> Job
Count how many lines mention the word "name". Write that number alone.

> Data section
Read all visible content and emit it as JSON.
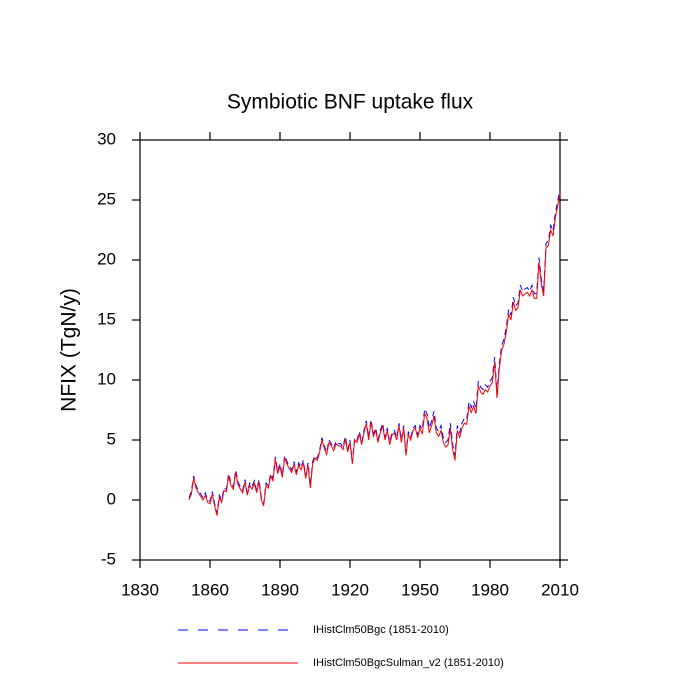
{
  "chart_data": {
    "type": "line",
    "title": "Symbiotic BNF uptake flux",
    "y_label": "NFIX  (TgN/y)",
    "xlim": [
      1830,
      2010
    ],
    "xticks": [
      1830,
      1860,
      1890,
      1920,
      1950,
      1980,
      2010
    ],
    "ylim": [
      -5,
      30
    ],
    "yticks": [
      -5,
      0,
      5,
      10,
      15,
      20,
      25,
      30
    ],
    "x": [
      1851,
      1852,
      1853,
      1854,
      1855,
      1856,
      1857,
      1858,
      1859,
      1860,
      1861,
      1862,
      1863,
      1864,
      1865,
      1866,
      1867,
      1868,
      1869,
      1870,
      1871,
      1872,
      1873,
      1874,
      1875,
      1876,
      1877,
      1878,
      1879,
      1880,
      1881,
      1882,
      1883,
      1884,
      1885,
      1886,
      1887,
      1888,
      1889,
      1890,
      1891,
      1892,
      1893,
      1894,
      1895,
      1896,
      1897,
      1898,
      1899,
      1900,
      1901,
      1902,
      1903,
      1904,
      1905,
      1906,
      1907,
      1908,
      1909,
      1910,
      1911,
      1912,
      1913,
      1914,
      1915,
      1916,
      1917,
      1918,
      1919,
      1920,
      1921,
      1922,
      1923,
      1924,
      1925,
      1926,
      1927,
      1928,
      1929,
      1930,
      1931,
      1932,
      1933,
      1934,
      1935,
      1936,
      1937,
      1938,
      1939,
      1940,
      1941,
      1942,
      1943,
      1944,
      1945,
      1946,
      1947,
      1948,
      1949,
      1950,
      1951,
      1952,
      1953,
      1954,
      1955,
      1956,
      1957,
      1958,
      1959,
      1960,
      1961,
      1962,
      1963,
      1964,
      1965,
      1966,
      1967,
      1968,
      1969,
      1970,
      1971,
      1972,
      1973,
      1974,
      1975,
      1976,
      1977,
      1978,
      1979,
      1980,
      1981,
      1982,
      1983,
      1984,
      1985,
      1986,
      1987,
      1988,
      1989,
      1990,
      1991,
      1992,
      1993,
      1994,
      1995,
      1996,
      1997,
      1998,
      1999,
      2000,
      2001,
      2002,
      2003,
      2004,
      2005,
      2006,
      2007,
      2008,
      2009,
      2010
    ],
    "series": [
      {
        "name": "IHistClm50Bgc (1851-2010)",
        "color": "#0000ff",
        "line_style": "dashed",
        "values": [
          0.2,
          0.7,
          2.0,
          1.2,
          0.8,
          0.5,
          0.2,
          0.6,
          0.0,
          -0.1,
          0.7,
          -0.3,
          -1.1,
          0.4,
          0.0,
          1.0,
          0.9,
          2.2,
          1.4,
          1.1,
          2.5,
          1.5,
          1.1,
          0.8,
          1.7,
          0.6,
          1.4,
          1.1,
          1.6,
          0.8,
          1.7,
          0.2,
          -0.3,
          1.4,
          1.2,
          2.2,
          1.8,
          3.6,
          2.4,
          3.0,
          2.1,
          3.7,
          3.2,
          2.8,
          2.5,
          3.2,
          2.3,
          3.1,
          2.7,
          3.3,
          2.0,
          3.1,
          1.2,
          3.2,
          3.7,
          3.5,
          4.2,
          5.2,
          4.5,
          4.0,
          5.0,
          4.7,
          4.3,
          4.9,
          4.7,
          4.7,
          4.4,
          5.3,
          4.2,
          5.0,
          3.2,
          5.2,
          5.0,
          5.7,
          4.8,
          5.8,
          6.6,
          5.2,
          6.7,
          5.5,
          6.0,
          5.0,
          5.8,
          6.4,
          5.2,
          6.0,
          4.8,
          5.6,
          5.8,
          5.2,
          6.4,
          5.0,
          6.2,
          3.9,
          5.7,
          5.2,
          6.0,
          6.2,
          5.4,
          6.2,
          5.9,
          7.6,
          7.2,
          6.0,
          6.6,
          7.4,
          6.0,
          5.7,
          6.2,
          5.2,
          4.8,
          5.0,
          6.4,
          4.6,
          3.7,
          6.2,
          5.6,
          6.4,
          6.8,
          6.7,
          8.2,
          7.7,
          8.2,
          7.6,
          9.9,
          9.4,
          9.2,
          9.6,
          9.4,
          9.9,
          10.2,
          11.9,
          8.9,
          11.4,
          12.9,
          13.4,
          14.4,
          15.9,
          15.4,
          16.9,
          16.2,
          16.4,
          17.9,
          17.4,
          17.6,
          17.7,
          17.4,
          17.9,
          17.2,
          17.2,
          20.2,
          18.4,
          17.4,
          21.4,
          21.6,
          22.9,
          22.4,
          23.9,
          24.9,
          25.9
        ]
      },
      {
        "name": "IHistClm50BgcSulman_v2 (1851-2010)",
        "color": "#ff0000",
        "line_style": "solid",
        "values": [
          0.0,
          0.5,
          1.8,
          1.0,
          0.6,
          0.3,
          0.0,
          0.4,
          -0.2,
          -0.3,
          0.5,
          -0.5,
          -1.3,
          0.2,
          -0.2,
          0.8,
          0.7,
          2.0,
          1.2,
          0.9,
          2.3,
          1.3,
          0.9,
          0.6,
          1.5,
          0.4,
          1.2,
          0.9,
          1.4,
          0.6,
          1.5,
          0.0,
          -0.5,
          1.2,
          1.0,
          2.0,
          1.6,
          3.4,
          2.2,
          2.8,
          1.9,
          3.5,
          3.0,
          2.6,
          2.3,
          3.0,
          2.1,
          2.9,
          2.5,
          3.1,
          1.8,
          2.9,
          1.0,
          3.0,
          3.5,
          3.3,
          4.0,
          5.0,
          4.3,
          3.8,
          4.8,
          4.5,
          4.1,
          4.7,
          4.5,
          4.5,
          4.2,
          5.1,
          4.0,
          4.8,
          3.0,
          5.0,
          4.8,
          5.5,
          4.6,
          5.6,
          6.4,
          5.0,
          6.5,
          5.3,
          5.8,
          4.8,
          5.6,
          6.2,
          5.0,
          5.8,
          4.6,
          5.4,
          5.6,
          5.0,
          6.2,
          4.8,
          6.0,
          3.7,
          5.5,
          5.0,
          5.8,
          6.0,
          5.2,
          6.0,
          5.5,
          7.2,
          6.8,
          5.6,
          6.2,
          7.0,
          5.6,
          5.3,
          5.8,
          4.8,
          4.4,
          4.6,
          6.0,
          4.2,
          3.3,
          5.8,
          5.2,
          6.0,
          6.4,
          6.3,
          7.8,
          7.3,
          7.8,
          7.2,
          9.5,
          9.0,
          8.8,
          9.2,
          9.0,
          9.5,
          9.8,
          11.5,
          8.5,
          11.0,
          12.5,
          13.0,
          14.0,
          15.5,
          15.0,
          16.5,
          15.8,
          16.0,
          17.5,
          17.0,
          17.2,
          17.3,
          17.0,
          17.5,
          16.8,
          16.8,
          19.8,
          18.0,
          17.0,
          21.0,
          21.2,
          22.5,
          22.0,
          23.5,
          24.5,
          25.5
        ]
      }
    ]
  }
}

> Result for this exercise
2